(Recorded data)
________________
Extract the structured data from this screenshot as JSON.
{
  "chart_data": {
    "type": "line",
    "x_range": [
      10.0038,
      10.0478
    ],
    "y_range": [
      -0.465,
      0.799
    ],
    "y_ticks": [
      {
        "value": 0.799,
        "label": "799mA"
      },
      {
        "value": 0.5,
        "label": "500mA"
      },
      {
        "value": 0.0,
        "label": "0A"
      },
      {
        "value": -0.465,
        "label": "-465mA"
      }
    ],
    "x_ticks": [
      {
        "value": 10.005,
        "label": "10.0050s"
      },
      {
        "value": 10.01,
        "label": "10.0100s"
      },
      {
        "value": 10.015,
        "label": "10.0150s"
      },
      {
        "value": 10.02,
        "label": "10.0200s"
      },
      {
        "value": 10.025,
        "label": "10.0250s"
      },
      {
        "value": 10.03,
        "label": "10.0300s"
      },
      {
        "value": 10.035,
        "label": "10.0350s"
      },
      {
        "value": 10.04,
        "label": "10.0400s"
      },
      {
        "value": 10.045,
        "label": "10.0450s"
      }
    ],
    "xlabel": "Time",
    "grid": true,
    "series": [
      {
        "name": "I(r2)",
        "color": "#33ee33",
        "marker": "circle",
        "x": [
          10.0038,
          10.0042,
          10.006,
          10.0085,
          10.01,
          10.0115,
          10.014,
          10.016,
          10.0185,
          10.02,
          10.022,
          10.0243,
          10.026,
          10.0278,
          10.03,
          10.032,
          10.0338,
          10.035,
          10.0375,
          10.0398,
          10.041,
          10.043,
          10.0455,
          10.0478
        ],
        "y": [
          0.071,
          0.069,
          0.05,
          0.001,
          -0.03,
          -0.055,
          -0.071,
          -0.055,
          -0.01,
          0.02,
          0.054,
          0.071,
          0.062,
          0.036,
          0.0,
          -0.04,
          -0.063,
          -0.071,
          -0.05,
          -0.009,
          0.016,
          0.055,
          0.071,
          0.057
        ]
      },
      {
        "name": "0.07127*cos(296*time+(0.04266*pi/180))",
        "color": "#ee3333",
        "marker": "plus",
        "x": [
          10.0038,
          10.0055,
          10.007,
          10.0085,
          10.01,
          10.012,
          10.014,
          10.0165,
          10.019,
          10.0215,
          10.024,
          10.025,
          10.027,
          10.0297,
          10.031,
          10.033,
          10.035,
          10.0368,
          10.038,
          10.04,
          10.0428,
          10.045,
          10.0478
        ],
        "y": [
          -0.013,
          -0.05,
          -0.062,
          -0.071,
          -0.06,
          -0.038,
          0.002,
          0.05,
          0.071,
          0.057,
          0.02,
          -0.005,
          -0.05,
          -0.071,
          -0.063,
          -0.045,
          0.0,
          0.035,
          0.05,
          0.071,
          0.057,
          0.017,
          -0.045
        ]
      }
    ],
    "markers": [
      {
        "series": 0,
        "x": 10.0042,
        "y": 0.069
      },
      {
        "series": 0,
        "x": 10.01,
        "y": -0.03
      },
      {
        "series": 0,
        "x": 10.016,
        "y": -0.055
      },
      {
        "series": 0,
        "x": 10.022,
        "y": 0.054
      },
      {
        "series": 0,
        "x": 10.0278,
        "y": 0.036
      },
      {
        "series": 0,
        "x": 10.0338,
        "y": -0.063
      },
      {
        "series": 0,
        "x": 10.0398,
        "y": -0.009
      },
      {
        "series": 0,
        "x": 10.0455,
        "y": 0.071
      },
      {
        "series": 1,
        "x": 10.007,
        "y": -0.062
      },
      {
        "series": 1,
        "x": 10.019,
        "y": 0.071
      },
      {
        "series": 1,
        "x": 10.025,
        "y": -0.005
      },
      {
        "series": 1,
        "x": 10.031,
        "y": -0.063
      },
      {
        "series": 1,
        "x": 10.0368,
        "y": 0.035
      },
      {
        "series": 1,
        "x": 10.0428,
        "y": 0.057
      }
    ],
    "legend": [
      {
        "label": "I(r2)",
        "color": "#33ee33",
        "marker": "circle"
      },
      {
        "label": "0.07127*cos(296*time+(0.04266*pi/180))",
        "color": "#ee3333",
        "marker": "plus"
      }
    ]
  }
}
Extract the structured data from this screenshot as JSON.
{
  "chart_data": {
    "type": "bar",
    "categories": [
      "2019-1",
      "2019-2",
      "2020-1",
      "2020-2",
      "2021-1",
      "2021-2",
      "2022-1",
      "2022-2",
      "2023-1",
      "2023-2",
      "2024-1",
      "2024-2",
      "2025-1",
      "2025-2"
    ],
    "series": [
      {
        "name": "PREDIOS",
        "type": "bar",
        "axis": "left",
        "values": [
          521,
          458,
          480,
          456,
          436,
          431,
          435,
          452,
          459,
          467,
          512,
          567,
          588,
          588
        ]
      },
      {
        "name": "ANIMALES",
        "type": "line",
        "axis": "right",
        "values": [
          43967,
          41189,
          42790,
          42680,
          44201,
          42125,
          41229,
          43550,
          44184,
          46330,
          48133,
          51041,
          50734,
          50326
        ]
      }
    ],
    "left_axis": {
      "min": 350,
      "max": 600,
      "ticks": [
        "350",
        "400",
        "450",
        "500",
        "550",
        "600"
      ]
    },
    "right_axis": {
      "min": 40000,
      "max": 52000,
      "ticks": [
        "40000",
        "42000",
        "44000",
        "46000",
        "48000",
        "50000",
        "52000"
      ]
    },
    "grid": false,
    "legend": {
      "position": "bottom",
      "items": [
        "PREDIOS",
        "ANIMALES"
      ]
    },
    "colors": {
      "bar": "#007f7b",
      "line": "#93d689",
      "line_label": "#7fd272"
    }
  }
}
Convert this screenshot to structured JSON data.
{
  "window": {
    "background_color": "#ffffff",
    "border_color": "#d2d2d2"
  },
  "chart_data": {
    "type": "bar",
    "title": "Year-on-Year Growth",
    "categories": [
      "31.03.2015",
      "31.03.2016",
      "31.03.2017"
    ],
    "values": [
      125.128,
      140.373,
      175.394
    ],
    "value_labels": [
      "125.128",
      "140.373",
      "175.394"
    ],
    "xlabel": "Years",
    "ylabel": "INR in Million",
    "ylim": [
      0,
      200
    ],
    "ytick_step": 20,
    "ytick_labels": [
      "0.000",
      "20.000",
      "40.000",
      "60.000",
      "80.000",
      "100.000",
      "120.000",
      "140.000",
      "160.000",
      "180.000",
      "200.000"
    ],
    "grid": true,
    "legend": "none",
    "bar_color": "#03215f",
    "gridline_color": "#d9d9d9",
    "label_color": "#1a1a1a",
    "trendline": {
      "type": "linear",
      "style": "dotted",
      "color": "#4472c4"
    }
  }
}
________________
_Objective_. Copy each line from the records above that includes the string "type".

_Exercise output_.
    "type": "line",
    "type": "bar",
        "type": "bar",
        "type": "line",
    "type": "bar",
      "type": "linear",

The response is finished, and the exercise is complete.